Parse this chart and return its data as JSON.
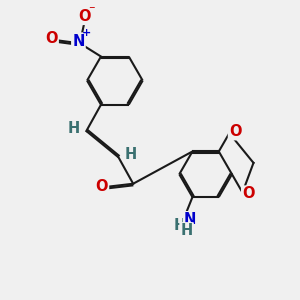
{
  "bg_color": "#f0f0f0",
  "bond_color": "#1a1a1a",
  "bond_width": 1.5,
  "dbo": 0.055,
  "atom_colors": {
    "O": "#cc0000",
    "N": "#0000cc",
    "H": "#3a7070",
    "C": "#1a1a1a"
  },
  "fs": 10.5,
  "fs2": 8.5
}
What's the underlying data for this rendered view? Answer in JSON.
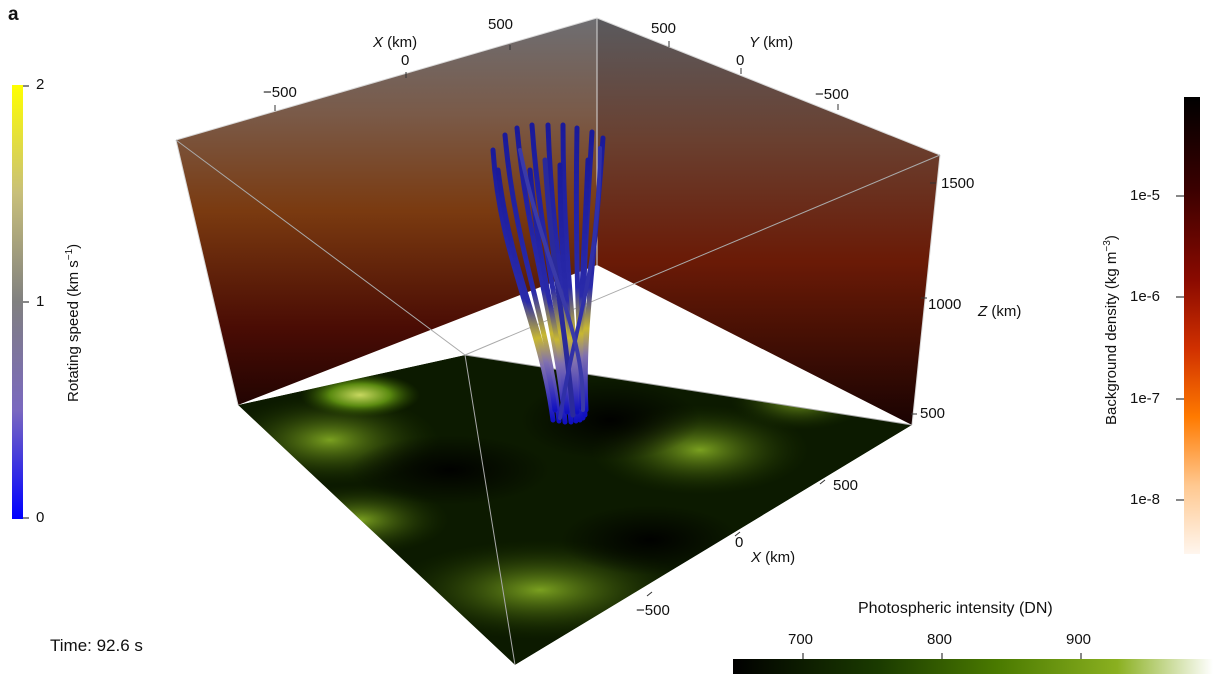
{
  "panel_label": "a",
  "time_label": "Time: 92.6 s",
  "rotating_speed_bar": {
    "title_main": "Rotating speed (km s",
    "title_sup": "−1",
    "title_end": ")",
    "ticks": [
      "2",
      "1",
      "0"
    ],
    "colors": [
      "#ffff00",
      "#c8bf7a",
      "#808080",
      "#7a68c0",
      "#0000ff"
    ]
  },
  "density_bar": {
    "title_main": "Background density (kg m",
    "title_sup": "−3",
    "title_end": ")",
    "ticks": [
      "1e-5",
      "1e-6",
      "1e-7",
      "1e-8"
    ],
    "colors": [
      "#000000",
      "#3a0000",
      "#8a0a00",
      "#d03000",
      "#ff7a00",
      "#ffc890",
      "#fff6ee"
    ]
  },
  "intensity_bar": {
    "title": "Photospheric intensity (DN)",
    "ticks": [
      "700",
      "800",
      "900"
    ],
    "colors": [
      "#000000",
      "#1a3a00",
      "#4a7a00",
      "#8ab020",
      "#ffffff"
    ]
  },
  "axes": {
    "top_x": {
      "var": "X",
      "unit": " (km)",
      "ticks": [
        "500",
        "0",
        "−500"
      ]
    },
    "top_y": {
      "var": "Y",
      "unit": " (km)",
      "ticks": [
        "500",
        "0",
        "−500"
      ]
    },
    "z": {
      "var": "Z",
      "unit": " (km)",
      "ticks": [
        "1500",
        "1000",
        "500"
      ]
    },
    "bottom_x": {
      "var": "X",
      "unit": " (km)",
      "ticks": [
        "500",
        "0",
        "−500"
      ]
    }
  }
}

----

What you have to do: Say how many lines above hold the word "data", giving only the count.

Completed exercise: 2